Entries provided:

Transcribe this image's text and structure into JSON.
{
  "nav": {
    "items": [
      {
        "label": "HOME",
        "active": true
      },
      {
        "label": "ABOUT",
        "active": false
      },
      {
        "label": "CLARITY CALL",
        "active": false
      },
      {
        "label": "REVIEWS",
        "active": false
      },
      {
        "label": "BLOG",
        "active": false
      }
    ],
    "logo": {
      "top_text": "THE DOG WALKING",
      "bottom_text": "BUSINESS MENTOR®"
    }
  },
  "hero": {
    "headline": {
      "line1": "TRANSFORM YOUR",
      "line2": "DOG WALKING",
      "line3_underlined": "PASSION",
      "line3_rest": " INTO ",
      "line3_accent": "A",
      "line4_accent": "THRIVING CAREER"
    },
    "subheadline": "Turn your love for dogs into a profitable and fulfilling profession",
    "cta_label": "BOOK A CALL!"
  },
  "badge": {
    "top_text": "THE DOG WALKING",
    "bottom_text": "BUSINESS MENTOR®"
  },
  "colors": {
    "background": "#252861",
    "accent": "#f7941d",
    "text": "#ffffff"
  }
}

Your goal:
Return all the data above once more, precisely as given.

Response:
Transcribe this image's text and structure into JSON.
{
  "nav": {
    "items": [
      {
        "label": "HOME",
        "active": true
      },
      {
        "label": "ABOUT",
        "active": false
      },
      {
        "label": "CLARITY CALL",
        "active": false
      },
      {
        "label": "REVIEWS",
        "active": false
      },
      {
        "label": "BLOG",
        "active": false
      }
    ],
    "logo": {
      "top_text": "THE DOG WALKING",
      "bottom_text": "BUSINESS MENTOR®"
    }
  },
  "hero": {
    "headline": {
      "line1": "TRANSFORM YOUR",
      "line2": "DOG WALKING",
      "line3_underlined": "PASSION",
      "line3_rest": " INTO ",
      "line3_accent": "A",
      "line4_accent": "THRIVING CAREER"
    },
    "subheadline": "Turn your love for dogs into a profitable and fulfilling profession",
    "cta_label": "BOOK A CALL!"
  },
  "badge": {
    "top_text": "THE DOG WALKING",
    "bottom_text": "BUSINESS MENTOR®"
  },
  "colors": {
    "background": "#252861",
    "accent": "#f7941d",
    "text": "#ffffff"
  }
}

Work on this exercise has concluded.